What is required: Search the records below for the word "mention". Pull out each line that has it.

Extracted entries:
****************

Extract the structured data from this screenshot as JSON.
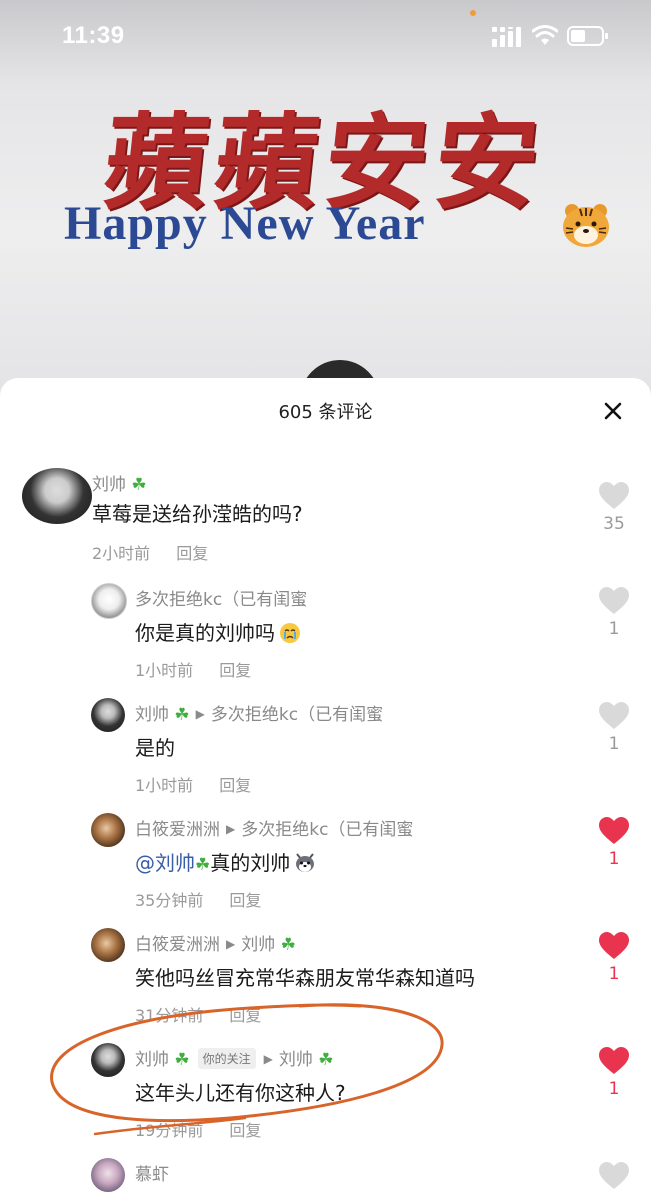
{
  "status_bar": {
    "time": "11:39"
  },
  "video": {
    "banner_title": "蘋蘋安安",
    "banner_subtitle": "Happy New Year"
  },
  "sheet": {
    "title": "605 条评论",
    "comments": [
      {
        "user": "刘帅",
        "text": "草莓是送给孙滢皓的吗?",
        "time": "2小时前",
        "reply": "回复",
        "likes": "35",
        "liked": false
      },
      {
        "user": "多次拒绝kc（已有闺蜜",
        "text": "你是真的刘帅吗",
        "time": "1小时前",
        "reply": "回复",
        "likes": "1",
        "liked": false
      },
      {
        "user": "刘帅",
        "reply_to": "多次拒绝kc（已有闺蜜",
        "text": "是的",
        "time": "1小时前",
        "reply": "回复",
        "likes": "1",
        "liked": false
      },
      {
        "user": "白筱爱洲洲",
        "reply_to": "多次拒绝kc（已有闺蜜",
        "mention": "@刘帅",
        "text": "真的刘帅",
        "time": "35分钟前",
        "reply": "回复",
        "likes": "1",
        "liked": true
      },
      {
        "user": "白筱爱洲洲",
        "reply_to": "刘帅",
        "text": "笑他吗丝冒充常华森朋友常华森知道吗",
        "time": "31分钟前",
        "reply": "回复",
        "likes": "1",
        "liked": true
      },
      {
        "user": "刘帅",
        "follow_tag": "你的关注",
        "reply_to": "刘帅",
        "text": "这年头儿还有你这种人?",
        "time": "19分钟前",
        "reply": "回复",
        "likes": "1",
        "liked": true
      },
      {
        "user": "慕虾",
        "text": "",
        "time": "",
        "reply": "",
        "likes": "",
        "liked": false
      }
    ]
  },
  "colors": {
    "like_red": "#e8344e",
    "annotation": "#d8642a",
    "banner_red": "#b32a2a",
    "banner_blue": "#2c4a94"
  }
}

****************

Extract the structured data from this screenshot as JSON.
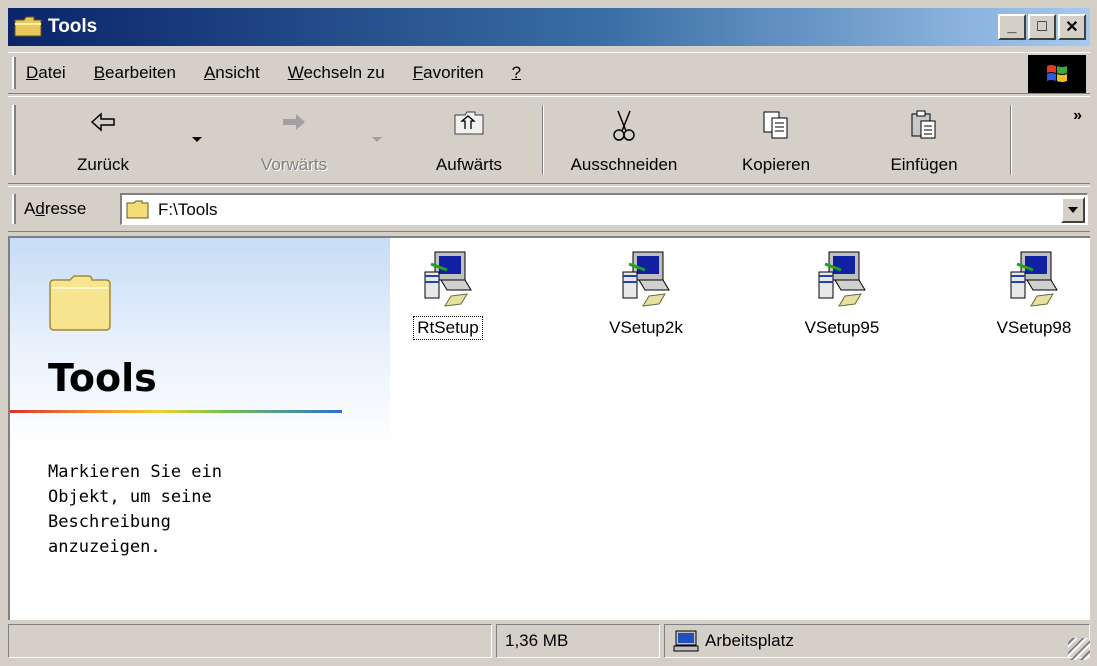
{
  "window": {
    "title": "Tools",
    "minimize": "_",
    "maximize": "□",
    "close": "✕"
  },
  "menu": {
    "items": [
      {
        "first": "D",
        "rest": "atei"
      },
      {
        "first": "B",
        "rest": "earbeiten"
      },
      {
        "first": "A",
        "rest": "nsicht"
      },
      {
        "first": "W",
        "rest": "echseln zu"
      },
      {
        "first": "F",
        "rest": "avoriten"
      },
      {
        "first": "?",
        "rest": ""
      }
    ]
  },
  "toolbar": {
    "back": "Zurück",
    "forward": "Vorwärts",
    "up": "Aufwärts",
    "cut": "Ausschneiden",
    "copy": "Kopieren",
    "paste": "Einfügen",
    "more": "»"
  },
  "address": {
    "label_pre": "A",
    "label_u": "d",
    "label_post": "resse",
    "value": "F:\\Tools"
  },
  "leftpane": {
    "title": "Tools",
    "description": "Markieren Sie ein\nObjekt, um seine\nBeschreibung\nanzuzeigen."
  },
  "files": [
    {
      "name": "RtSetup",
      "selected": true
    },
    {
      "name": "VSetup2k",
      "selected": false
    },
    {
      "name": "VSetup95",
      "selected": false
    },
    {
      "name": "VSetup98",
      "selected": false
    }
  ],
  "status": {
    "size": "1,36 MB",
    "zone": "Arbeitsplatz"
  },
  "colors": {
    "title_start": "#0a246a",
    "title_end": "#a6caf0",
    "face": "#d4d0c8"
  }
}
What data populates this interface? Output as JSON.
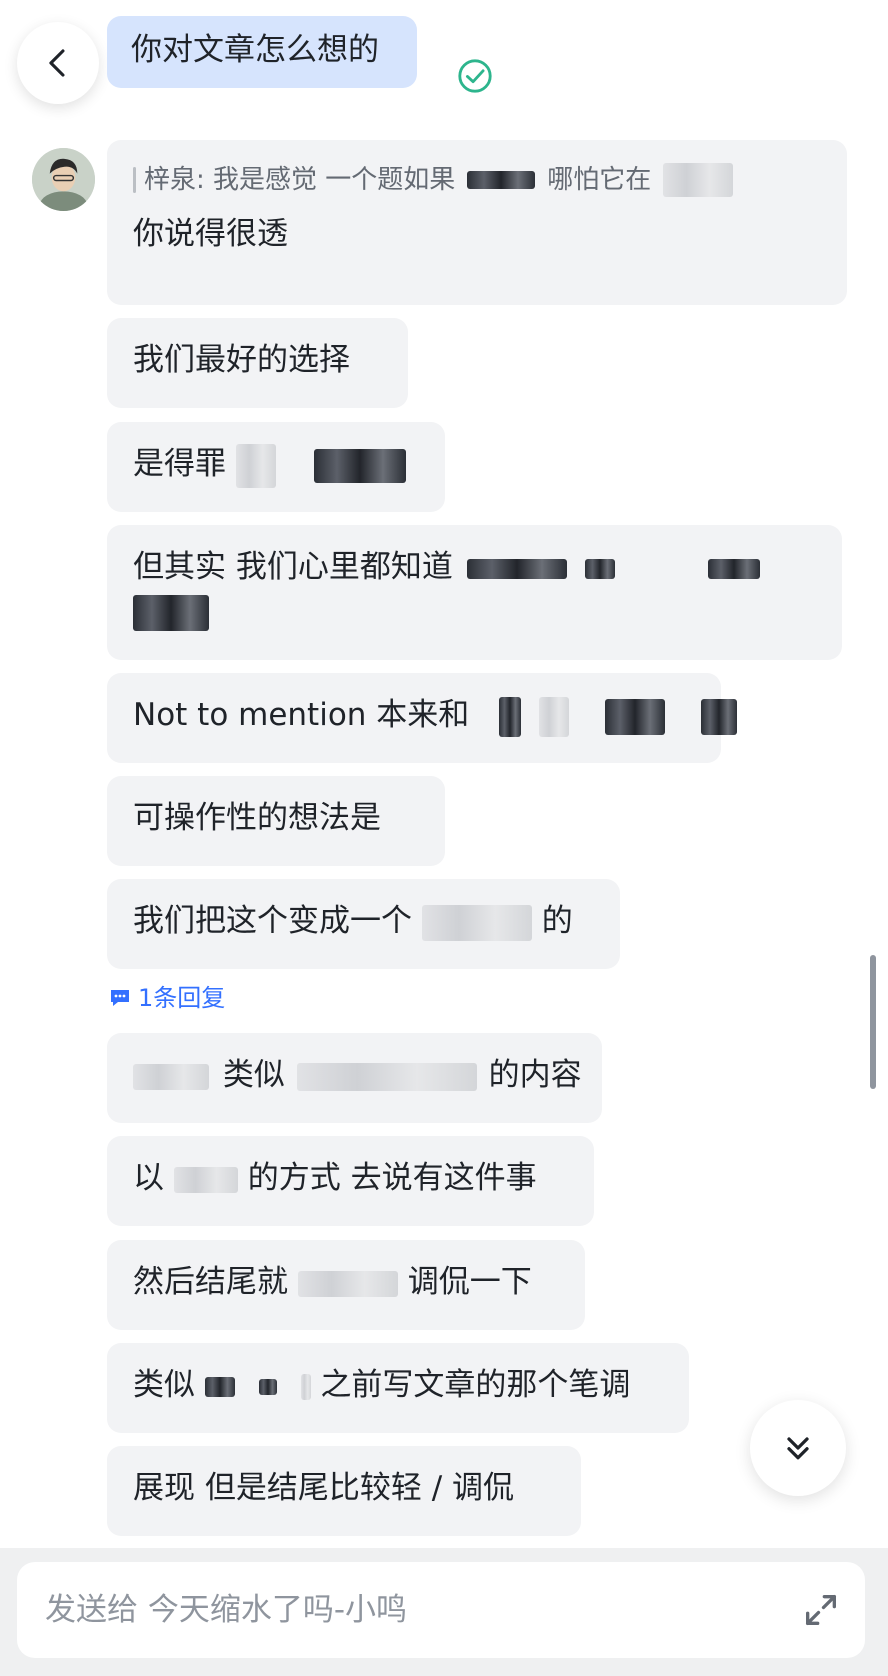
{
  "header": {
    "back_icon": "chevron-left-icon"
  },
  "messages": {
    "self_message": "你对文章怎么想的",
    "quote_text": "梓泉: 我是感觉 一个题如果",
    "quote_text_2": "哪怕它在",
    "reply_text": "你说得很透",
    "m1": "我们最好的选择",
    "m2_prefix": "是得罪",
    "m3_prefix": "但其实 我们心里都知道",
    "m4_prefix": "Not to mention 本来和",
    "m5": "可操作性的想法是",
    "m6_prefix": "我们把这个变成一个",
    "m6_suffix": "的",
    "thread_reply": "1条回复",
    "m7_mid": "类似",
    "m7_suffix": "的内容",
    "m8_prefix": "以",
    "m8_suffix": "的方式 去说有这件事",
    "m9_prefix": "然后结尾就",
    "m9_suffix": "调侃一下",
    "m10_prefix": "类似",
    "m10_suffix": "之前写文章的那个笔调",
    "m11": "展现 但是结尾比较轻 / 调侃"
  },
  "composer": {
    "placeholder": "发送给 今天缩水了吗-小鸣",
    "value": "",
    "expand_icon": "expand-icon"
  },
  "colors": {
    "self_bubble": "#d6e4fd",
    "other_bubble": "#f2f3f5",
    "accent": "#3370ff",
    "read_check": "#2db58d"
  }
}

****************

Result:
        "mention": "@刘帅",
    "m4_prefix": "Not to mention 本来和",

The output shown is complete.